Denn in einigen Teilen des afrikanischen Kontinents ist noch immer der Aberglaube und der Mythos verbreitet, Menschen mit Albinismus seien Hexen oder verflucht, und aus ihren Knochen ließen sich Heilmittel gewinnen. Um an ihre Körperteile zu kommen wird in einigen Regionen Afrikas regelrecht Jagd auf sie gemacht, sie werden verstümmelt oder ermordet.
Albinismus in Zeiten von Corona
In der Corona-Pandemie leben viele Menschen mit Albinismus in Angst und Schrecken, mehr als ohnehin schon. Stigmatisierung und Diskriminierung nehmen zu. Jobs waren auch vor Corona schon knapp, aber Menschen mit Albinismus trifft es in jeder Krise immer besonders schnell und hart, so auch jetzt: keine Arbeit, kein Geld, und hinzu kommt das Risiko, sich mit Corona zu infizieren.
Wegen ihrer hellen Haut ist eine der häufigsten Todesursachen bei Menschen mit Albinismus Hautkrebs, der umgehend behandelt werden muss. Während der Pandemie aber waren viele Kliniken mit Covid-Patienten gefüllt oder nur zum Teil geöffnet.
Auch der Zugang zu Sonnencreme war sehr eingeschränkt. Was banal klingt, ist für Menschen mit Albinismus allerdings überlebenswichtig, denn ihre Haut ist besonders anfällig für Karzinome.

════════

Ihre Aufgabe
Setzen Sie den Text über Menschen mit Albinismus in der Corona-Pandemie im Anschluss an seinen letzten Satz fort.

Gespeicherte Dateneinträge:
════════

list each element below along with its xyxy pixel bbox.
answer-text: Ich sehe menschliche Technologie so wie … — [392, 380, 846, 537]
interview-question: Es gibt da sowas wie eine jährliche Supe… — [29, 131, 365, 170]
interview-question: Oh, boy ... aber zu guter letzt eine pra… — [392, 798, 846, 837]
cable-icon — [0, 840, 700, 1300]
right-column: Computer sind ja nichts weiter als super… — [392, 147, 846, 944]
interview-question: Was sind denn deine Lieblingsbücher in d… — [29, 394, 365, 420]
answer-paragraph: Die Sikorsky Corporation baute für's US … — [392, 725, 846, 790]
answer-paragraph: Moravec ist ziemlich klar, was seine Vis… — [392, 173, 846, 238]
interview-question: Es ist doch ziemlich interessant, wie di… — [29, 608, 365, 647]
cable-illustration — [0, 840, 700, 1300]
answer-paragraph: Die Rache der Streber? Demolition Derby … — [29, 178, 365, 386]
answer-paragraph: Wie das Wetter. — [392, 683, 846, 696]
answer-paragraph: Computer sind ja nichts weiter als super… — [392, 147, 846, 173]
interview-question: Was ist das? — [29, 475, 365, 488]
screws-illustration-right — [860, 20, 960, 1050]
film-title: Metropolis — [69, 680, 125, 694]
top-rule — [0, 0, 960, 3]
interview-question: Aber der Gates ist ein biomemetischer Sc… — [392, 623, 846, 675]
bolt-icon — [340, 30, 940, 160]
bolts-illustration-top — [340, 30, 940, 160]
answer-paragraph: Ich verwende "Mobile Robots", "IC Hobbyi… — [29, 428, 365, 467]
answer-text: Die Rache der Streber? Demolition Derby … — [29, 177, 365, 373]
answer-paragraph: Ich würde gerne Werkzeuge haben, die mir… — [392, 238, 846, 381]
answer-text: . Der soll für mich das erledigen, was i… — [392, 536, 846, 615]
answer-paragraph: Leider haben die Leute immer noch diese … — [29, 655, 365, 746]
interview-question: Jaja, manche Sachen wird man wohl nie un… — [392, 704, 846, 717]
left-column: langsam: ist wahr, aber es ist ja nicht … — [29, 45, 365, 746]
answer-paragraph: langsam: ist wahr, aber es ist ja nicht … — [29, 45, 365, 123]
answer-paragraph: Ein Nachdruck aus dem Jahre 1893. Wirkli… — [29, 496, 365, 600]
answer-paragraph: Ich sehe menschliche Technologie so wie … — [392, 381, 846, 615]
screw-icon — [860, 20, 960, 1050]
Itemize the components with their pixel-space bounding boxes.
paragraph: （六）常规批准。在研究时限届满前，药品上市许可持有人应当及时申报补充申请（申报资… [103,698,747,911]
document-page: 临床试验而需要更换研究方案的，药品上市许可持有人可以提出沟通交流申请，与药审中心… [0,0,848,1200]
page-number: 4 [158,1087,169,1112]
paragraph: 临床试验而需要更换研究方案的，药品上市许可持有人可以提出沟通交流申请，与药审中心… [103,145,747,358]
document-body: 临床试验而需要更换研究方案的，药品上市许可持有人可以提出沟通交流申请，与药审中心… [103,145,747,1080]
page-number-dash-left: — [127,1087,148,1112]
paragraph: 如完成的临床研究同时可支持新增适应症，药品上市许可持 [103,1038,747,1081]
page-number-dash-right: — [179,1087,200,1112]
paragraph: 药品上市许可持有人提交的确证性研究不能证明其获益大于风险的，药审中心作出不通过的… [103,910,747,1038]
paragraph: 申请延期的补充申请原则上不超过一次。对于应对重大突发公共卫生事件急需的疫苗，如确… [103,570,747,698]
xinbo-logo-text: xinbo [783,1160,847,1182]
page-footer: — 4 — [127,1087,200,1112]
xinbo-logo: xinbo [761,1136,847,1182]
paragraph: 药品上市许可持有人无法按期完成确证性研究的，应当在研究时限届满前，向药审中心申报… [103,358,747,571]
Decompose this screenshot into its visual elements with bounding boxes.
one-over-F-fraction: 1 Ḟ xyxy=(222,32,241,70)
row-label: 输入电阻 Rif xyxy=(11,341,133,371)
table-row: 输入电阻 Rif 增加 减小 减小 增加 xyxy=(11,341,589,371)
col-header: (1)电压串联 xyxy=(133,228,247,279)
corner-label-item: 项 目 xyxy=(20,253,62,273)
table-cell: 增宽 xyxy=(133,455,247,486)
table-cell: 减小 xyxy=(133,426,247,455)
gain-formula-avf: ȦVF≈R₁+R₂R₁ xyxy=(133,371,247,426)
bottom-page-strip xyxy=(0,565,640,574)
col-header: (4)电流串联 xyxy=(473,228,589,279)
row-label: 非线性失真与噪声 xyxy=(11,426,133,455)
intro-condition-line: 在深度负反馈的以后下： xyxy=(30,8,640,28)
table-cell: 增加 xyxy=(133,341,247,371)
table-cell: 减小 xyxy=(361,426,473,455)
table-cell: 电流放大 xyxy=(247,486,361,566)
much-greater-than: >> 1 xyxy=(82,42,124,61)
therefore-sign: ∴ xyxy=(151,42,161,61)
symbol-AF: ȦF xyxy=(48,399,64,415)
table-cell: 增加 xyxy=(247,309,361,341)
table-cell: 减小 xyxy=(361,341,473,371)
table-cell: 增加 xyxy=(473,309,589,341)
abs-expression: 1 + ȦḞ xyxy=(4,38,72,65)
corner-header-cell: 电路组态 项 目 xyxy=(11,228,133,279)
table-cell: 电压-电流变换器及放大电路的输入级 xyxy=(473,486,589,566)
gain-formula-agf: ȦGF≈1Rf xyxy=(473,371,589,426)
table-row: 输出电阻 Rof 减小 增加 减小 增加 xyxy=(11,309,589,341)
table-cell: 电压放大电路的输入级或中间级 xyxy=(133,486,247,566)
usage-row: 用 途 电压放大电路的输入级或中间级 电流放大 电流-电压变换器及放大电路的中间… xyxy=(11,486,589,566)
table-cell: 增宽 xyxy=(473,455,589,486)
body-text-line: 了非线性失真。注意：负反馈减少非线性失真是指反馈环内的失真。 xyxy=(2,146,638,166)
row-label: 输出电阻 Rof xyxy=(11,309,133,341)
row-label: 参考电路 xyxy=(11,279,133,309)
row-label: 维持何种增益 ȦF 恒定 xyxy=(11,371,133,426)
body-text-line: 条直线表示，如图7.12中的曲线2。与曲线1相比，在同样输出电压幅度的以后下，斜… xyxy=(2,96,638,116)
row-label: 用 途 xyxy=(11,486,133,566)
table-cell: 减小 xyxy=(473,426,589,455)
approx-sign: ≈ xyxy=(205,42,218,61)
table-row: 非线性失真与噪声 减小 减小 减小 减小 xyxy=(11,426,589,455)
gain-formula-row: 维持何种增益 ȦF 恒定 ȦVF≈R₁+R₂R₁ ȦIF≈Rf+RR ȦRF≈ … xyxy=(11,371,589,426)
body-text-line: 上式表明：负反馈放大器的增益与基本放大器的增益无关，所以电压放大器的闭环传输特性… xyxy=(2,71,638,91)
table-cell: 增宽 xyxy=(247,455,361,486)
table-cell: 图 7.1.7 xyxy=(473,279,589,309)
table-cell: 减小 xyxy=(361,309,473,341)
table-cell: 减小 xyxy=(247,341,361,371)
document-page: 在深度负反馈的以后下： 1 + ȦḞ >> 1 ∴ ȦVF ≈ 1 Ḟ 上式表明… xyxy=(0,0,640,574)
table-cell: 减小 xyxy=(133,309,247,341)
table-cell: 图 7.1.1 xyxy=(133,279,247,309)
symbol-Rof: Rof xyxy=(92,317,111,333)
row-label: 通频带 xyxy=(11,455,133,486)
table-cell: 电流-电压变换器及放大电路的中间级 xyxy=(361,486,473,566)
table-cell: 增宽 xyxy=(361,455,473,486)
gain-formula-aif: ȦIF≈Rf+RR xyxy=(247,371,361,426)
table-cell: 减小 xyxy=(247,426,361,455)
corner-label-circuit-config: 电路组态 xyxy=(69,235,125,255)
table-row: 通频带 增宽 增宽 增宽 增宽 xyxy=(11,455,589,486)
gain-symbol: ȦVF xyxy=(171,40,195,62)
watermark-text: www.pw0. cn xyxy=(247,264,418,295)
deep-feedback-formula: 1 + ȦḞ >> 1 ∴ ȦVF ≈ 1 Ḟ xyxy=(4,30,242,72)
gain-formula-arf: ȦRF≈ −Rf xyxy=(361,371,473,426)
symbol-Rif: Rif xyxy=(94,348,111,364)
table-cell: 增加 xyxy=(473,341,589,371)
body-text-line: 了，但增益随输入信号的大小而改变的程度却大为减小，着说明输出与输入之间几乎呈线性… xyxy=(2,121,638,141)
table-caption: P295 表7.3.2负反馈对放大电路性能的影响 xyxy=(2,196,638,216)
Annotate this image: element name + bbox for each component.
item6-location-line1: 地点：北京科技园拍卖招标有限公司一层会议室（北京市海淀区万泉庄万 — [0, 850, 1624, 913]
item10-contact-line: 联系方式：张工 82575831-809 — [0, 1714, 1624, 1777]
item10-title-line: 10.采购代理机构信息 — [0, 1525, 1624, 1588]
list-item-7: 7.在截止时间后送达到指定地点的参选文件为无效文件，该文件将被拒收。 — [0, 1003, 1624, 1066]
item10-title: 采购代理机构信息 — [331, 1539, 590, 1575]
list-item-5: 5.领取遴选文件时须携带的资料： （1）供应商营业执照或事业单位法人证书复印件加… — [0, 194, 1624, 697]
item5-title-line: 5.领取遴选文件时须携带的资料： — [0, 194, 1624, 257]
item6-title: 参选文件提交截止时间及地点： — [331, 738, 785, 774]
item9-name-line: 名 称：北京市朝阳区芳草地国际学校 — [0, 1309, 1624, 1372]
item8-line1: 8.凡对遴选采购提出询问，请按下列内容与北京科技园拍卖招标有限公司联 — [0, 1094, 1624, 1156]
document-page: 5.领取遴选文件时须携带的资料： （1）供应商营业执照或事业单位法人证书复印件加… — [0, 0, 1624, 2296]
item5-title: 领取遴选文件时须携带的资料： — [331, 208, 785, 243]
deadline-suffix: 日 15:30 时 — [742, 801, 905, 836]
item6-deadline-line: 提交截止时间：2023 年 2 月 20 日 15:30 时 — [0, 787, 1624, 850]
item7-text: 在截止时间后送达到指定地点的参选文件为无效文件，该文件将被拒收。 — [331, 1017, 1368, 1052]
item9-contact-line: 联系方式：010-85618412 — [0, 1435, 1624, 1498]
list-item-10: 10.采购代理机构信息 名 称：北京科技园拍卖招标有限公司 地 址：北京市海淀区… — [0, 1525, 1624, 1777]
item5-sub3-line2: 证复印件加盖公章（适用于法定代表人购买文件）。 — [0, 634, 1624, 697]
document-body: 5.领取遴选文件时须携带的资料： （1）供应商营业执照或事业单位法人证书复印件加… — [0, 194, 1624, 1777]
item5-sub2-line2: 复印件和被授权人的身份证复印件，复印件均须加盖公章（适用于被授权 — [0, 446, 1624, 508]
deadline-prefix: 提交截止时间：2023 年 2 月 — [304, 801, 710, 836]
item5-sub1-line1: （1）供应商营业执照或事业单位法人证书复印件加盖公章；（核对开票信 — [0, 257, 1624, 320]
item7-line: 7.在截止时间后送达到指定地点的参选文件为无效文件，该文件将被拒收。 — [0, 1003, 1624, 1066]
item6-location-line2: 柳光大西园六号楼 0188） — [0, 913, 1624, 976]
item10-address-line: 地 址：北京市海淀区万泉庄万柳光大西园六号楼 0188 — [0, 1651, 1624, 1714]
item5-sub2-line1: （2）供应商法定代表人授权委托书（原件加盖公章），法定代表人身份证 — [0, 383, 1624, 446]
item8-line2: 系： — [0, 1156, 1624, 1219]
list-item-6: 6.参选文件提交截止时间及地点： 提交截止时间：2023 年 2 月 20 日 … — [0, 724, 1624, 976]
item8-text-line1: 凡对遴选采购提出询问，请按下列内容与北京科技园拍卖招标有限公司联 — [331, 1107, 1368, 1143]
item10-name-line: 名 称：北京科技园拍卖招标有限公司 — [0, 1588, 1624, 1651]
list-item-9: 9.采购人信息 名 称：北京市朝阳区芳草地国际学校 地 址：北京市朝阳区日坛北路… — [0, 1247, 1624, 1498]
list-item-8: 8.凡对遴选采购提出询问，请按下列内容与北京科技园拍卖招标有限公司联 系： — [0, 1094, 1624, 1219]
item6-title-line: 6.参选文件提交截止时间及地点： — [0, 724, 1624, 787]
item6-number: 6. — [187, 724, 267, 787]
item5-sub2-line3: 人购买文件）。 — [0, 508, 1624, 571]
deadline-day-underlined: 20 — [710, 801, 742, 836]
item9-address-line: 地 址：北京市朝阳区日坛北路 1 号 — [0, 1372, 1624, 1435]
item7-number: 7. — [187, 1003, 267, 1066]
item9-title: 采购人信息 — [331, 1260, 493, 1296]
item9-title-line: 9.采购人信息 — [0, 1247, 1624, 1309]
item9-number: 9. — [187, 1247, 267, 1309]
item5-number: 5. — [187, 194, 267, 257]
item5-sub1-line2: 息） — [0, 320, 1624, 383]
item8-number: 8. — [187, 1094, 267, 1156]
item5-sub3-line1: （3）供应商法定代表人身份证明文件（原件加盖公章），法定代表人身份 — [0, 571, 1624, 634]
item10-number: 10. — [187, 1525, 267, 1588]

════════

Ergebnis der Aufgabe
Sündenböcke gesucht und gefunden
Auf dem Schwarzmarkt können allein für Körperteile von Menschen mit Albinismus etliche hundert Euros erzielt werden. Für einen ganzen Menschen – egal ob tot oder lebendig - werden bis zu 65.000 Euro erzielt. Die Menschen werden wie Tiere gejagt, getötet und zerlegt.
Aus ihren Körperteilen werden Zaubertränke zubereitet, die Wohlstand oder Glück bringen oder auch Unheil abhalten sollen. Diese Ritualmorde bzw. Verstümmelungen werden aus mehreren afrikanischen Ländern berichtet.
In einem UN-Bericht heißt es: "Bereits während früherer Epidemien hat der Glaube ans Übernatürliche zugenommen. In Afrika war dies zuletzt während der Ausbrüche von HIV/Aids und Ebola der Fall." Laut der Menschenrechtskommissarin der Vereinten Nationen, Michelle Bachelet, hat sich die Zahl der Angriffe beispielsweise in Malawi 2020 verdreifacht.
Dabei hatten sich viele afrikanische Staaten zuletzt 2019 in einem 'Aktionsplan' dazu verpflichtet, diese furchtbaren Angriffe auf Menschen mit Albinismus bis zum Jahr 2021 zu stoppen. Aber Corona hat die Lage jetzt wieder verschärft, die Angriffe auf Menschen mit Albinismus gehen weiter.
Ein Mangel an Melanin
Um uns vor UV- und Sonnenstrahlung zu schützen, benötigen wir Melanin. Gebildet werden diese rötlichen, braunen oder auch schwarzen Pigmente in den sogenannten Melanozyten der Haut, in der Netzhaut und in der Iris des Auges. Der Anteil an Melanin bestimmt, ob wir dunkelhäutig sind oder weiße Haut haben.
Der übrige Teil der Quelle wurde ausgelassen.